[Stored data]
========

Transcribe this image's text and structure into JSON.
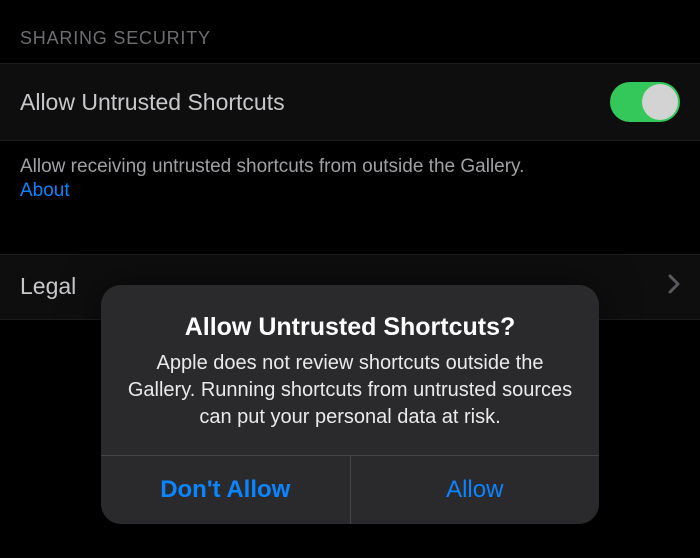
{
  "section": {
    "header": "Sharing Security"
  },
  "allowRow": {
    "title": "Allow Untrusted Shortcuts"
  },
  "footer": {
    "note": "Allow receiving untrusted shortcuts from outside the Gallery.",
    "aboutLink": "About"
  },
  "legalRow": {
    "title": "Legal"
  },
  "alert": {
    "title": "Allow Untrusted Shortcuts?",
    "message": "Apple does not review shortcuts outside the Gallery. Running shortcuts from untrusted sources can put your personal data at risk.",
    "dontAllow": "Don't Allow",
    "allow": "Allow"
  }
}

========

Set problem:
Give the material again exactly as it is, but keep the pictures out.

The completed task:
Transcribe this image's text and structure into JSON.
{
  "section": {
    "header": "Sharing Security"
  },
  "allowRow": {
    "title": "Allow Untrusted Shortcuts"
  },
  "footer": {
    "note": "Allow receiving untrusted shortcuts from outside the Gallery.",
    "aboutLink": "About"
  },
  "legalRow": {
    "title": "Legal"
  },
  "alert": {
    "title": "Allow Untrusted Shortcuts?",
    "message": "Apple does not review shortcuts outside the Gallery. Running shortcuts from untrusted sources can put your personal data at risk.",
    "dontAllow": "Don't Allow",
    "allow": "Allow"
  }
}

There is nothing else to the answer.